> _SOURCE TEXT_
##########

The ultrasound machine used in this study (ACUSON X600) has drop-down option that enabled the selection of an algorithm. The drop-down EFW formula was used to select the required formula. Each patient was examined using Hadlock IV, Campbell's, and Shepard's algorithm in turn. After the measurement of BPD, AC, and FL, the machine automatically computed the mean gestational age (GA) and EFW. These means were automatically stored in the memory of the ultrasound machine once the sonographer pressed the summary button. The use of the drop-down option to select an algorithm one after the other ensured that the same measurements were used for each fetal parameter in all 3 formulae.

Measurement of actual birth weight

An experienced midwife weighed each baby immediately after birth after being cleaned (but before the baby's first feeding) using an electronic baby weighing machine (Pese-Bebe Villard Electronic baby scale 318.61 of Villard Medical Ltd; Le Mas, France; 2016). The weight of each baby was recorded to the nearest gram (g).

##########

Document layout analysis data
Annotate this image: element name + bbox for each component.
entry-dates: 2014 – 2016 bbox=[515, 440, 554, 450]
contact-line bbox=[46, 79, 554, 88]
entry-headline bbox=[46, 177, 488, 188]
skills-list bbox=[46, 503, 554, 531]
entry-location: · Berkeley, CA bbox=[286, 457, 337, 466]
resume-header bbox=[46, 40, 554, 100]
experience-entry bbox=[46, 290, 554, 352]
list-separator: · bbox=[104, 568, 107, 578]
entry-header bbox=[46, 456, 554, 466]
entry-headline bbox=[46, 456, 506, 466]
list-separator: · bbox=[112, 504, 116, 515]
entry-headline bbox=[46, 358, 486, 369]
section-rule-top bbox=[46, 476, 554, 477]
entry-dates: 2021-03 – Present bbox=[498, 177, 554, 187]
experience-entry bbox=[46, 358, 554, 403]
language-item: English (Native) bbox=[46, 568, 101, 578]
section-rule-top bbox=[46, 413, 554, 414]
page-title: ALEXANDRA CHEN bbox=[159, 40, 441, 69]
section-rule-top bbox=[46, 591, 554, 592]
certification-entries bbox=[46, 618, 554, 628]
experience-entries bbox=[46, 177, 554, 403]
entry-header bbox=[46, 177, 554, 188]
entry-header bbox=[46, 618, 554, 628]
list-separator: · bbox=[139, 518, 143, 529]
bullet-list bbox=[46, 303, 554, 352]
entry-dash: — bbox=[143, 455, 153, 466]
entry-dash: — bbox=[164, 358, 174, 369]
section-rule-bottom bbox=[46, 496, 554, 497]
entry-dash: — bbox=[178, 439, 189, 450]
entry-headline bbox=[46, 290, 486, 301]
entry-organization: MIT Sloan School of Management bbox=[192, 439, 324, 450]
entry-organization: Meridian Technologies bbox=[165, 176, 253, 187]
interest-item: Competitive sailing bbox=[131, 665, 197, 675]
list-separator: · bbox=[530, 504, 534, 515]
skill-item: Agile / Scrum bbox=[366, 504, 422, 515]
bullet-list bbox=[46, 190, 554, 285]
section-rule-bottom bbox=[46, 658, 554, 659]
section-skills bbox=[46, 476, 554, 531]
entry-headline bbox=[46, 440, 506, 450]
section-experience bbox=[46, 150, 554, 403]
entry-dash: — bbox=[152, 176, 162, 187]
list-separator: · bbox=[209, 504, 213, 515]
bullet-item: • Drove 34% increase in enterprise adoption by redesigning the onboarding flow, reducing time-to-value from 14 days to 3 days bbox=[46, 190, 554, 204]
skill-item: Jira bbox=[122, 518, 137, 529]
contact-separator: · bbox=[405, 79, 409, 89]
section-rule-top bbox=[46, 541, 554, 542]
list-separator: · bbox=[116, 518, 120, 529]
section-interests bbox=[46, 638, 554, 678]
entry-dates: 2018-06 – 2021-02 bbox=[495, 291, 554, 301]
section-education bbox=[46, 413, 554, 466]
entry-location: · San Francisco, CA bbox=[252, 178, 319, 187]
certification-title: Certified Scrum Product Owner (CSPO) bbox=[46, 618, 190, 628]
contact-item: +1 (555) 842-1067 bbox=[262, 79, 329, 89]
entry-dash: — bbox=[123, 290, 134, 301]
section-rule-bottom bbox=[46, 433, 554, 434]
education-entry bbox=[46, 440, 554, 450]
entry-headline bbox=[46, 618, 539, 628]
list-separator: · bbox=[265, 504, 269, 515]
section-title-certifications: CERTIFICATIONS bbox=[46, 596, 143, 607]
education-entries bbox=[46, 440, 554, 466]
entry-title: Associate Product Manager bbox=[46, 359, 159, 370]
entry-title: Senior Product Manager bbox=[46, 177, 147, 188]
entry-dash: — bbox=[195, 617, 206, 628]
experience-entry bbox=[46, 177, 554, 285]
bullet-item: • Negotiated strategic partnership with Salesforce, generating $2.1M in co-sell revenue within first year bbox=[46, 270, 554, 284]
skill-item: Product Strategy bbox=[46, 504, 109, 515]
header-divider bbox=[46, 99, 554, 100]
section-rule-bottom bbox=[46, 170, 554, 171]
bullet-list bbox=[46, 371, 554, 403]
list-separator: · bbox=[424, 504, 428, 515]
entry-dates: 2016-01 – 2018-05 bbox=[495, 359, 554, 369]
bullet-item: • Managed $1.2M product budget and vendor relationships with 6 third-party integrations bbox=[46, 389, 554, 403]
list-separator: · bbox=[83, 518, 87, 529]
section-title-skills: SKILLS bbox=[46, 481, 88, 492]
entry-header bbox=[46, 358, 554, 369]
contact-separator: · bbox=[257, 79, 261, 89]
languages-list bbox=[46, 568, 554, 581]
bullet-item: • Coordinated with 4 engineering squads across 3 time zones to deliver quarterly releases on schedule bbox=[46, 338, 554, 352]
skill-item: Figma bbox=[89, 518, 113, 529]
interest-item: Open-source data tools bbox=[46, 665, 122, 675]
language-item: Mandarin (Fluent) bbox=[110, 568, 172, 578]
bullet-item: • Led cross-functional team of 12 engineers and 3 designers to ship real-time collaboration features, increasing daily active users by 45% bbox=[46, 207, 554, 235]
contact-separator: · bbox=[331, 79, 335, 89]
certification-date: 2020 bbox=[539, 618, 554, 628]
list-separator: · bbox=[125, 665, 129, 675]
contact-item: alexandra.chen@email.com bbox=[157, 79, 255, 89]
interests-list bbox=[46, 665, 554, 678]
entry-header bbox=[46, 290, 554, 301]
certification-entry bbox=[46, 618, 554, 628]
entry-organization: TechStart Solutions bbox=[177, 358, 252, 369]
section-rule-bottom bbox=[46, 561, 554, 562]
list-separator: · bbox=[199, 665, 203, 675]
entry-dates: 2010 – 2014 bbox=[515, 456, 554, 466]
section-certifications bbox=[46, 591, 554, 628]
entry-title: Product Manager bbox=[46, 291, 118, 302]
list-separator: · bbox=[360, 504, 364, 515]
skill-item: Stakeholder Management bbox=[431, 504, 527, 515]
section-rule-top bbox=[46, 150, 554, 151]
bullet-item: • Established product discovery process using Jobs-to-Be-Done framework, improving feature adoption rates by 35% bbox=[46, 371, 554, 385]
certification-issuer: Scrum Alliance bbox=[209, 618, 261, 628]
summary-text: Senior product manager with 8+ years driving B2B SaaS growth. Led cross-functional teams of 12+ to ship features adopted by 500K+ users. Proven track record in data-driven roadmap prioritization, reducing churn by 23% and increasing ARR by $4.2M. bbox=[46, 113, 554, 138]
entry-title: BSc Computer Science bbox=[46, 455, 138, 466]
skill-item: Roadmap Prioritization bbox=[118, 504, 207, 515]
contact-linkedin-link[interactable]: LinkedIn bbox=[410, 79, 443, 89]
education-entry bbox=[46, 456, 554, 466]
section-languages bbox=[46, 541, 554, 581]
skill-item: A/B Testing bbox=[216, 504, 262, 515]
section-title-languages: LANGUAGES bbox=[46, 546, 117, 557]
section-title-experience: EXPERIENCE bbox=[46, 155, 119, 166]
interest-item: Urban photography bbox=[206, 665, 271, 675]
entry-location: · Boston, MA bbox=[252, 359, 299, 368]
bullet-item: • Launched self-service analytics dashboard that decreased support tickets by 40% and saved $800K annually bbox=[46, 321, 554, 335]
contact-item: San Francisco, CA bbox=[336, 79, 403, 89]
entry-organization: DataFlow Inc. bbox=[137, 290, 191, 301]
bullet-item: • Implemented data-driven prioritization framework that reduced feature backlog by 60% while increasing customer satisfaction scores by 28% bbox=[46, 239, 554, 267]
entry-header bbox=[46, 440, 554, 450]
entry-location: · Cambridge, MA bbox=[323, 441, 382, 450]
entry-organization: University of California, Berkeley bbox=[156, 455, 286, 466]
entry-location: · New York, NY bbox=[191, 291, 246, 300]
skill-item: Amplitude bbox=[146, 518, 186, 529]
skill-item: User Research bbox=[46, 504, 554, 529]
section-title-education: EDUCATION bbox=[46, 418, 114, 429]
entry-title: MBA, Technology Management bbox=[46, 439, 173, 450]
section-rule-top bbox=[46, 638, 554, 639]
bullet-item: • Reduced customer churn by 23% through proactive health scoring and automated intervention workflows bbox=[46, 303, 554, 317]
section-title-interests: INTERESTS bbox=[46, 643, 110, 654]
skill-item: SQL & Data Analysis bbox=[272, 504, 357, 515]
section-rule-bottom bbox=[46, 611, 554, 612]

##########

> _WORK INSTRUCTION 1_
According to the fetal weight excerpt, to what precision was each baby's weight recorded?
> _WORK INSTRUCTION 2_
Write the next paragraph of the fetal weight excerpt, picking up after its final sentence.
These entries come from a separate source, unrelated to the fetal weight excerpt.

> _FINAL ANSWER 1_
To the nearest gram (g).

> _FINAL ANSWER 2_
Method of data analysis

We managed our data using Statistical Package for Social Sciences (SPSS) computer software version 17.0 for Windows (SPSS Inc.; Chicago, Illinois, USA). Before data analysis commenced, we used the Kolmogorov–Smirnov test to establish the normality of continuous data. After that, we computed descriptive statistics such as mean, standard deviation, and standard error of prediction of ABW. We used One-way analysis of variance and Spearman's Correlation test to compare continuous variables in line with a previous study.^[34] Using recorded ABW as the gold standard criterion, we plotted receiver operating characteristic (ROC) curves and used their operating characteristics (sensitivity, specificity, and area under the curve [AUC]) to determine the validity of each algorithm [Table 1] as a predictor of ABW. Results were considered statistically significant at P < 0.05.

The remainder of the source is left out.